Directions for this task: Search the entries for the word "name" and pull out each line that has it.

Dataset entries

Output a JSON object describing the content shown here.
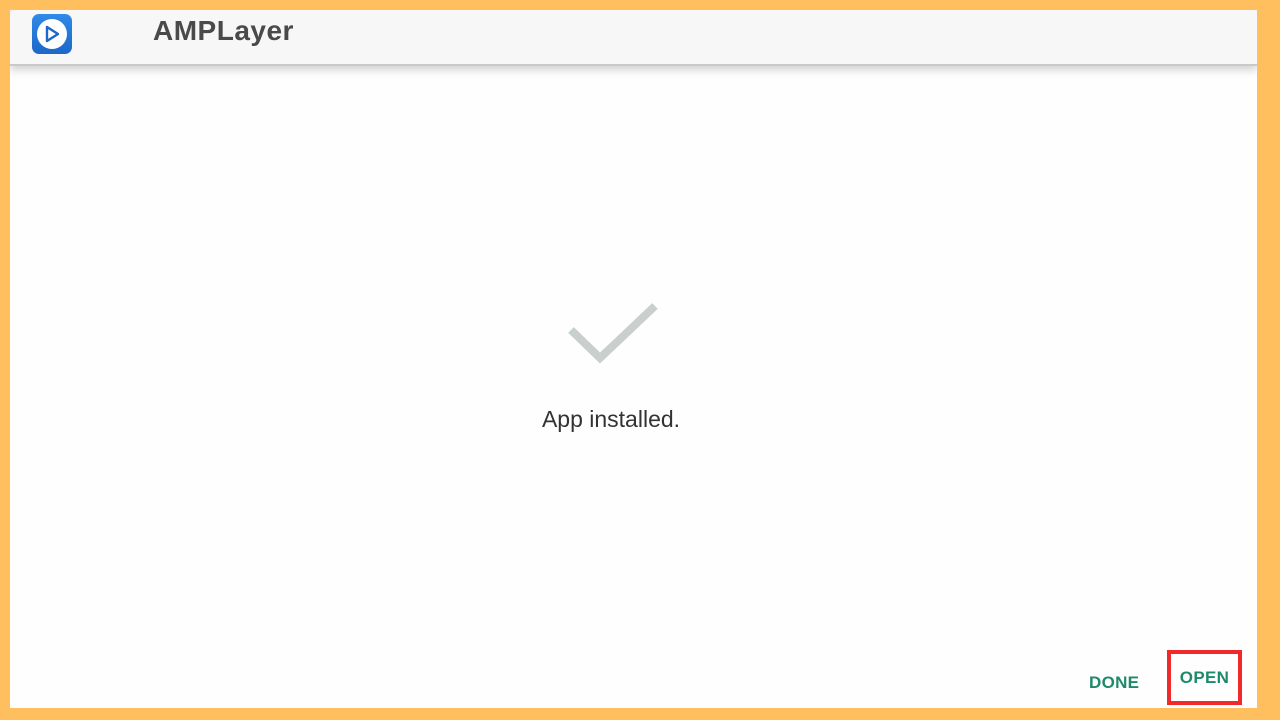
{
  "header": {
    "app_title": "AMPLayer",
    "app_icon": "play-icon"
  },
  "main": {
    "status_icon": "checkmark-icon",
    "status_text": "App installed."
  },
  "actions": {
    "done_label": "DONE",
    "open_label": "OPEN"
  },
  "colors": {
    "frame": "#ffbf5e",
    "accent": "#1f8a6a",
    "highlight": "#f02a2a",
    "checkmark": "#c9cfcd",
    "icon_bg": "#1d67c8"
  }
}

---

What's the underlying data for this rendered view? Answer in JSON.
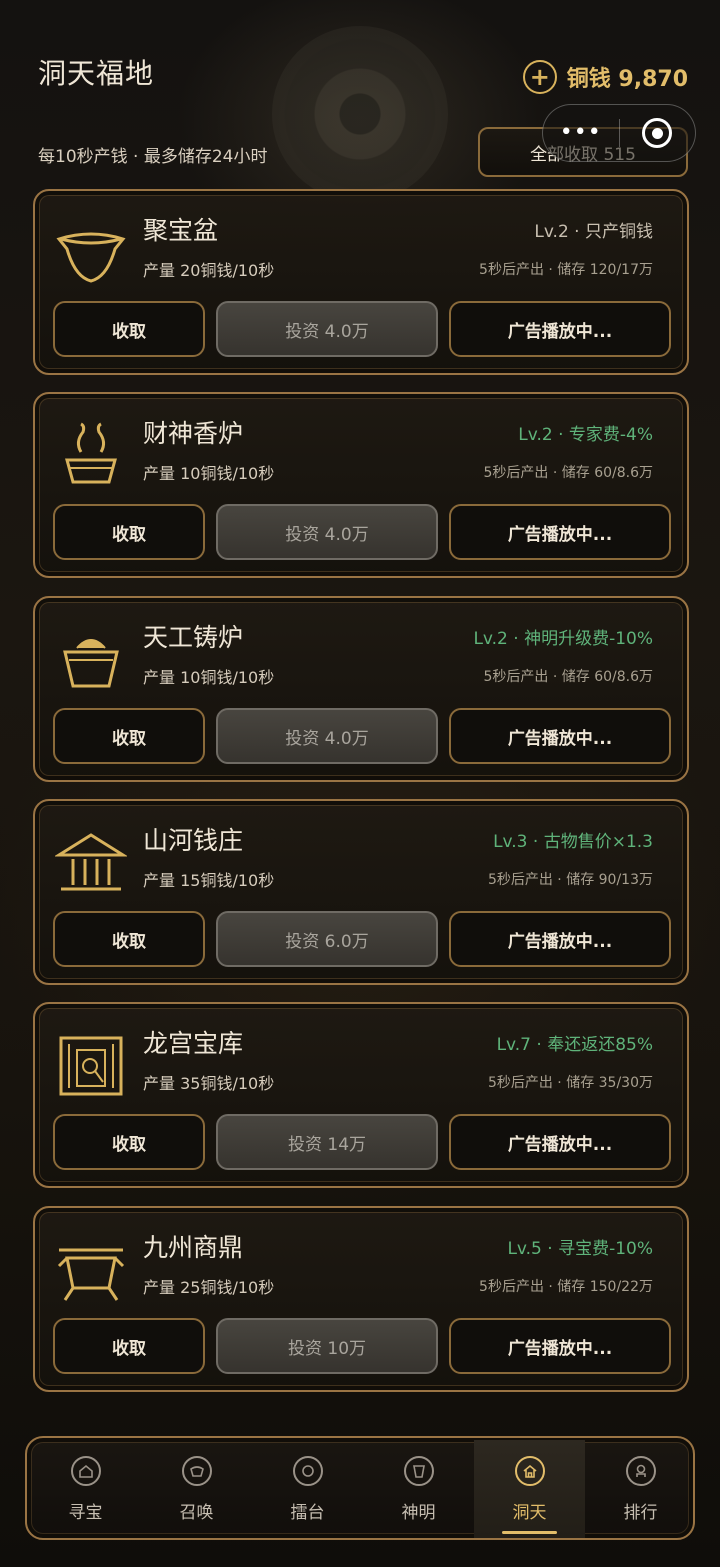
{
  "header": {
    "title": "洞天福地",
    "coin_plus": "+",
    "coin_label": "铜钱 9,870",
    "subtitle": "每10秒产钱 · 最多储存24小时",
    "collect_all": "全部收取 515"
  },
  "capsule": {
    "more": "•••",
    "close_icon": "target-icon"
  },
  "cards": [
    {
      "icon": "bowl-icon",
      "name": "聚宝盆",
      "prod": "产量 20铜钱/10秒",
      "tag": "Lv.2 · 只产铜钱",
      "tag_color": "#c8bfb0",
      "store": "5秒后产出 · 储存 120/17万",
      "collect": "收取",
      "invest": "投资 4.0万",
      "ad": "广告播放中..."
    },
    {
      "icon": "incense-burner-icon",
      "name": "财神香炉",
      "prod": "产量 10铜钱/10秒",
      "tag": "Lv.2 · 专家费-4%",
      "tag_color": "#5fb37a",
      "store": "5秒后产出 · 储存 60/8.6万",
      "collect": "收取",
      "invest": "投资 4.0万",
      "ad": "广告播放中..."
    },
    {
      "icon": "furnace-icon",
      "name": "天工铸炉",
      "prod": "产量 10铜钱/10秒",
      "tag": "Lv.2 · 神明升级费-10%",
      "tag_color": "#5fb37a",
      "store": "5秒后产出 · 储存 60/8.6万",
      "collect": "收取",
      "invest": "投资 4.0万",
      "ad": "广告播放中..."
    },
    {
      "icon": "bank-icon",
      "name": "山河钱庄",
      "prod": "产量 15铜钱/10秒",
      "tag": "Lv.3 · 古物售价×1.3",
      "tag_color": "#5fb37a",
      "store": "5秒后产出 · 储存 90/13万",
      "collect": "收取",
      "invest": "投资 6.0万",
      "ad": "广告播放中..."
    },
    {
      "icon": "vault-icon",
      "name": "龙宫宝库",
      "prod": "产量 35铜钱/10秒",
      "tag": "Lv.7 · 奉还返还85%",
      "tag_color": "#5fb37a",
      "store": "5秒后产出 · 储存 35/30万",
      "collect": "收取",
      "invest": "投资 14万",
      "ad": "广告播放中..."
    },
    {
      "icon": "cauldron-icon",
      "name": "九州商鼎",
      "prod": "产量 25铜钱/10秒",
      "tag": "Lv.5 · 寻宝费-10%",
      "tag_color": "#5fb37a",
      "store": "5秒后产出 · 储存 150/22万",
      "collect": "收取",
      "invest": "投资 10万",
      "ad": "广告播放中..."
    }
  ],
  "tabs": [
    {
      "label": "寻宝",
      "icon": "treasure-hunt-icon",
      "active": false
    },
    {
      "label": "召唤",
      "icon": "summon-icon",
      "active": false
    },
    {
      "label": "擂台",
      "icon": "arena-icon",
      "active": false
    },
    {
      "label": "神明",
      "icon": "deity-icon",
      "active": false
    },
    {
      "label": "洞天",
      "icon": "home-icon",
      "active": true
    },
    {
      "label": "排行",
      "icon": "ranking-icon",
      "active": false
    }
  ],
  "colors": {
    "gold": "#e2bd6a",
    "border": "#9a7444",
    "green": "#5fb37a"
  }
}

Solved exercise:
      "name": "聚宝盆",
      "name": "财神香炉",
      "name": "天工铸炉",
      "name": "山河钱庄",
      "name": "龙宫宝库",
      "name": "九州商鼎",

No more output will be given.